Keep only the lines where "gereğince" appears.

-- RECORD LIST --
++++++++++

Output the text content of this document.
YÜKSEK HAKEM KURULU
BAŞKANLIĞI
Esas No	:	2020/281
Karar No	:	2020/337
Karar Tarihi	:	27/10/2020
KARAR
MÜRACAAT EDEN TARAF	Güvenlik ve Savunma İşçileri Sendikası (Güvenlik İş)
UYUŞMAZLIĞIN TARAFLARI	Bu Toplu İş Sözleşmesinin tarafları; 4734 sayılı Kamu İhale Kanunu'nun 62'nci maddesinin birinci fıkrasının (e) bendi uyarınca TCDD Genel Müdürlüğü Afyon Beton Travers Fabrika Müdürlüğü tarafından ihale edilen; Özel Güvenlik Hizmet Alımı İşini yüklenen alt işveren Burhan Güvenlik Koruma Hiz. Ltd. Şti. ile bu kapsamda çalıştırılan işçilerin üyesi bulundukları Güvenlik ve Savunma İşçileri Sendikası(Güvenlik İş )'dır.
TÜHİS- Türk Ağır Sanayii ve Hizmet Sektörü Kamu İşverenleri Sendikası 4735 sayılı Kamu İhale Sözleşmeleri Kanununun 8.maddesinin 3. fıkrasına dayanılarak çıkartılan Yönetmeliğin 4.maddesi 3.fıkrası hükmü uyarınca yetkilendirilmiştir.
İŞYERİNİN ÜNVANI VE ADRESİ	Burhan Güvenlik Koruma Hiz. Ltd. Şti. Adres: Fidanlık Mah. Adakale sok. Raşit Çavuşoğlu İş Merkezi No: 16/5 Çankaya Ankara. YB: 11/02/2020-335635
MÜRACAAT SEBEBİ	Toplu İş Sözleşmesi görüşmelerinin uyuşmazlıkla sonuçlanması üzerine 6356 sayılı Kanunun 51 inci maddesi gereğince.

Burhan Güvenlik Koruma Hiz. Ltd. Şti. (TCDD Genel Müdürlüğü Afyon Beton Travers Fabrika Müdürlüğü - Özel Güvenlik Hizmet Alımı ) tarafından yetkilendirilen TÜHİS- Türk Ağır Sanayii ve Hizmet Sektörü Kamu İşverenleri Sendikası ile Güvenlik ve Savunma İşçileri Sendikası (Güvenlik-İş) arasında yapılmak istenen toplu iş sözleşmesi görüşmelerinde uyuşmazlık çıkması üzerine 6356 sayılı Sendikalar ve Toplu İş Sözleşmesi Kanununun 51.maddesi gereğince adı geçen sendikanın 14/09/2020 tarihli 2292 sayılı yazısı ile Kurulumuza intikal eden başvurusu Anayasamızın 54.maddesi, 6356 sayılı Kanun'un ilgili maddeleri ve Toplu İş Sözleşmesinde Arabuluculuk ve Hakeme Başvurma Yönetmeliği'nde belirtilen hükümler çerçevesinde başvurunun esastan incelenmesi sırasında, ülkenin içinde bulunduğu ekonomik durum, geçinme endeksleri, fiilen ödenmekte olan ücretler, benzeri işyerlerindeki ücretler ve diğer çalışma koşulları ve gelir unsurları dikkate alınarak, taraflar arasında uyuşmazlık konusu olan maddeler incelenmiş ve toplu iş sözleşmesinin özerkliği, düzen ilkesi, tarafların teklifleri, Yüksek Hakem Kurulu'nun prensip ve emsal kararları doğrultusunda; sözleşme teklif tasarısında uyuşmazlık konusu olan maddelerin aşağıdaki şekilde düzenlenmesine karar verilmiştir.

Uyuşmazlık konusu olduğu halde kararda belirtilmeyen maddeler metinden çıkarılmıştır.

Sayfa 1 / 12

++++++++++

-- RIGHT ANSWER --
MÜRACAAT SEBEBİ	Toplu İş Sözleşmesi görüşmelerinin uyuşmazlıkla sonuçlanması üzerine 6356 sayılı Kanunun 51 inci maddesi gereğince.
Burhan Güvenlik Koruma Hiz. Ltd. Şti. (TCDD Genel Müdürlüğü Afyon Beton Travers Fabrika Müdürlüğü - Özel Güvenlik Hizmet Alımı ) tarafından yetkilendirilen TÜHİS- Türk Ağır Sanayii ve Hizmet Sektörü Kamu İşverenleri Sendikası ile Güvenlik ve Savunma İşçileri Sendikası (Güvenlik-İş) arasında yapılmak istenen toplu iş sözleşmesi görüşmelerinde uyuşmazlık çıkması üzerine 6356 sayılı Sendikalar ve Toplu İş Sözleşmesi Kanununun 51.maddesi gereğince adı geçen sendikanın 14/09/2020 tarihli 2292 sayılı yazısı ile Kurulumuza intikal eden başvurusu Anayasamızın 54.maddesi, 6356 sayılı Kanun'un ilgili maddeleri ve Toplu İş Sözleşmesinde Arabuluculuk ve Hakeme Başvurma Yönetmeliği'nde belirtilen hükümler çerçevesinde başvurunun esastan incelenmesi sırasında, ülkenin içinde bulunduğu ekonomik durum, geçinme endeksleri, fiilen ödenmekte olan ücretler, benzeri işyerlerindeki ücretler ve diğer çalışma koşulları ve gelir unsurları dikkate alınarak, taraflar arasında uyuşmazlık konusu olan maddeler incelenmiş ve toplu iş sözleşmesinin özerkliği, düzen ilkesi, tarafların teklifleri, Yüksek Hakem Kurulu'nun prensip ve emsal kararları doğrultusunda; sözleşme teklif tasarısında uyuşmazlık konusu olan maddelerin aşağıdaki şekilde düzenlenmesine karar verilmiştir.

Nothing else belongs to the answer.